* Begin *

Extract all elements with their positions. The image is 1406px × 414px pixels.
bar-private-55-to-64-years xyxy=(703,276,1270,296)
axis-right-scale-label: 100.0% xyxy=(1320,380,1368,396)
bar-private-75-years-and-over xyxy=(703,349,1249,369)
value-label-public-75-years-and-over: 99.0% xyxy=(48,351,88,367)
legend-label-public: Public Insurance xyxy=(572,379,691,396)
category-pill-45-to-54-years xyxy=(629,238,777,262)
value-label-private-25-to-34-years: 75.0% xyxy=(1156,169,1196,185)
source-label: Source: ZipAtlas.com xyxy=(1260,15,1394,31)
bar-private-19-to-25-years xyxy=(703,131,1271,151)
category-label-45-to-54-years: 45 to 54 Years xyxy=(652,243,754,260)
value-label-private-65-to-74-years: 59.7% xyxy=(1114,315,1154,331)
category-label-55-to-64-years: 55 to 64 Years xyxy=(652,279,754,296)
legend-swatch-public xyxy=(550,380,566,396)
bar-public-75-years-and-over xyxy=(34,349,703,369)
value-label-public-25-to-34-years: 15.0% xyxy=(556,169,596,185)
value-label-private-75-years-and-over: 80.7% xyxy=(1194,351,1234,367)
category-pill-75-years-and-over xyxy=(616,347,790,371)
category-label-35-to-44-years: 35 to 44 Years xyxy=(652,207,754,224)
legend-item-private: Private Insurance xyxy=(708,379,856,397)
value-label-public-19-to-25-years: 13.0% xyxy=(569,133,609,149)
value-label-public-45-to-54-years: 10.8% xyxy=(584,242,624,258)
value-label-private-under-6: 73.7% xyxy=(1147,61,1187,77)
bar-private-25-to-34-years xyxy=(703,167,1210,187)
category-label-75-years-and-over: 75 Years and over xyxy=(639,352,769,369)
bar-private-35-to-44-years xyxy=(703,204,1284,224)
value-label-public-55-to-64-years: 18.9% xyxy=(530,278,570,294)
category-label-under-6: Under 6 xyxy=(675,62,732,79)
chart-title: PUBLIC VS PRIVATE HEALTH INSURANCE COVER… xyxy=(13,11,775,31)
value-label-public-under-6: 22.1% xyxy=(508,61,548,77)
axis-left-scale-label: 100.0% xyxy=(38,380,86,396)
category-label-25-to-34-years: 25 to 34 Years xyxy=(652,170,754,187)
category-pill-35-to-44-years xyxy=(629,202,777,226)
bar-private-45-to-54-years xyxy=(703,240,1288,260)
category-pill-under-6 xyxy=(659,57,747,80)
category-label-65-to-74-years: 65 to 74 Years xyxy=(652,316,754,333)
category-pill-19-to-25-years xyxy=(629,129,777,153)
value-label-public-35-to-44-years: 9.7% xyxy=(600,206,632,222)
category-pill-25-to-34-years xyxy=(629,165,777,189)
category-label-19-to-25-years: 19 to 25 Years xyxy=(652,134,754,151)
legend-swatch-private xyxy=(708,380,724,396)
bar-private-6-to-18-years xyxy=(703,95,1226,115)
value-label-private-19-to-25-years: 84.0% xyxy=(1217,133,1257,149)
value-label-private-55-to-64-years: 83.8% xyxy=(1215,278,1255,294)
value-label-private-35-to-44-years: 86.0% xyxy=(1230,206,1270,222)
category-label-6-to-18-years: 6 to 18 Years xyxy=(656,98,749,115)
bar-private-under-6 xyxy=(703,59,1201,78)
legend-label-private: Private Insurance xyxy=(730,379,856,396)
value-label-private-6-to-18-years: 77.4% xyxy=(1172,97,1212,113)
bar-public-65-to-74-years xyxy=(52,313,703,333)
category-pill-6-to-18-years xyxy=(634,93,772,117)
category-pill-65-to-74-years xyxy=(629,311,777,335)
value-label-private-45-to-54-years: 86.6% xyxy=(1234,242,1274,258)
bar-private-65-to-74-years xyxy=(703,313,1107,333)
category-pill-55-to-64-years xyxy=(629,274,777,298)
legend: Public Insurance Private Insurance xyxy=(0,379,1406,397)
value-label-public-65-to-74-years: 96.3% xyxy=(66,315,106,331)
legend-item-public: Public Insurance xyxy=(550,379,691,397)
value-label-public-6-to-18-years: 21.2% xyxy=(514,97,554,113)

* End *

Reproduce all of the rows above, substituting "Commercial Coverage" for every occurrence of "Private Insurance" and leaving everything else unchanged.

Result of this exercise:
Extract all elements with their positions. The image is 1406px × 414px pixels.
bar-private-55-to-64-years xyxy=(703,276,1270,296)
axis-right-scale-label: 100.0% xyxy=(1320,380,1368,396)
bar-private-75-years-and-over xyxy=(703,349,1249,369)
value-label-public-75-years-and-over: 99.0% xyxy=(48,351,88,367)
legend-label-public: Public Insurance xyxy=(572,379,691,396)
category-pill-45-to-54-years xyxy=(629,238,777,262)
value-label-private-25-to-34-years: 75.0% xyxy=(1156,169,1196,185)
source-label: Source: ZipAtlas.com xyxy=(1260,15,1394,31)
bar-private-19-to-25-years xyxy=(703,131,1271,151)
category-label-45-to-54-years: 45 to 54 Years xyxy=(652,243,754,260)
value-label-private-65-to-74-years: 59.7% xyxy=(1114,315,1154,331)
category-label-55-to-64-years: 55 to 64 Years xyxy=(652,279,754,296)
legend-swatch-public xyxy=(550,380,566,396)
bar-public-75-years-and-over xyxy=(34,349,703,369)
value-label-public-25-to-34-years: 15.0% xyxy=(556,169,596,185)
value-label-private-75-years-and-over: 80.7% xyxy=(1194,351,1234,367)
category-pill-75-years-and-over xyxy=(616,347,790,371)
category-label-35-to-44-years: 35 to 44 Years xyxy=(652,207,754,224)
legend-item-private: Commercial Coverage xyxy=(708,379,856,397)
value-label-public-19-to-25-years: 13.0% xyxy=(569,133,609,149)
value-label-public-45-to-54-years: 10.8% xyxy=(584,242,624,258)
value-label-private-under-6: 73.7% xyxy=(1147,61,1187,77)
bar-private-25-to-34-years xyxy=(703,167,1210,187)
category-label-75-years-and-over: 75 Years and over xyxy=(639,352,769,369)
bar-private-35-to-44-years xyxy=(703,204,1284,224)
value-label-public-55-to-64-years: 18.9% xyxy=(530,278,570,294)
category-label-under-6: Under 6 xyxy=(675,62,732,79)
chart-title: PUBLIC VS PRIVATE HEALTH INSURANCE COVER… xyxy=(13,11,775,31)
value-label-public-under-6: 22.1% xyxy=(508,61,548,77)
axis-left-scale-label: 100.0% xyxy=(38,380,86,396)
category-label-25-to-34-years: 25 to 34 Years xyxy=(652,170,754,187)
category-pill-35-to-44-years xyxy=(629,202,777,226)
bar-private-45-to-54-years xyxy=(703,240,1288,260)
category-pill-under-6 xyxy=(659,57,747,80)
category-label-65-to-74-years: 65 to 74 Years xyxy=(652,316,754,333)
category-pill-19-to-25-years xyxy=(629,129,777,153)
value-label-public-35-to-44-years: 9.7% xyxy=(600,206,632,222)
category-pill-25-to-34-years xyxy=(629,165,777,189)
category-label-19-to-25-years: 19 to 25 Years xyxy=(652,134,754,151)
legend-swatch-private xyxy=(708,380,724,396)
bar-private-6-to-18-years xyxy=(703,95,1226,115)
value-label-private-19-to-25-years: 84.0% xyxy=(1217,133,1257,149)
value-label-private-55-to-64-years: 83.8% xyxy=(1215,278,1255,294)
value-label-private-35-to-44-years: 86.0% xyxy=(1230,206,1270,222)
category-label-6-to-18-years: 6 to 18 Years xyxy=(656,98,749,115)
bar-private-under-6 xyxy=(703,59,1201,78)
legend-label-private: Commercial Coverage xyxy=(730,379,856,396)
value-label-private-6-to-18-years: 77.4% xyxy=(1172,97,1212,113)
bar-public-65-to-74-years xyxy=(52,313,703,333)
category-pill-6-to-18-years xyxy=(634,93,772,117)
category-pill-65-to-74-years xyxy=(629,311,777,335)
value-label-private-45-to-54-years: 86.6% xyxy=(1234,242,1274,258)
bar-private-65-to-74-years xyxy=(703,313,1107,333)
category-pill-55-to-64-years xyxy=(629,274,777,298)
legend: Public Insurance Commercial Coverage xyxy=(0,379,1406,397)
value-label-public-65-to-74-years: 96.3% xyxy=(66,315,106,331)
legend-item-public: Public Insurance xyxy=(550,379,691,397)
value-label-public-6-to-18-years: 21.2% xyxy=(514,97,554,113)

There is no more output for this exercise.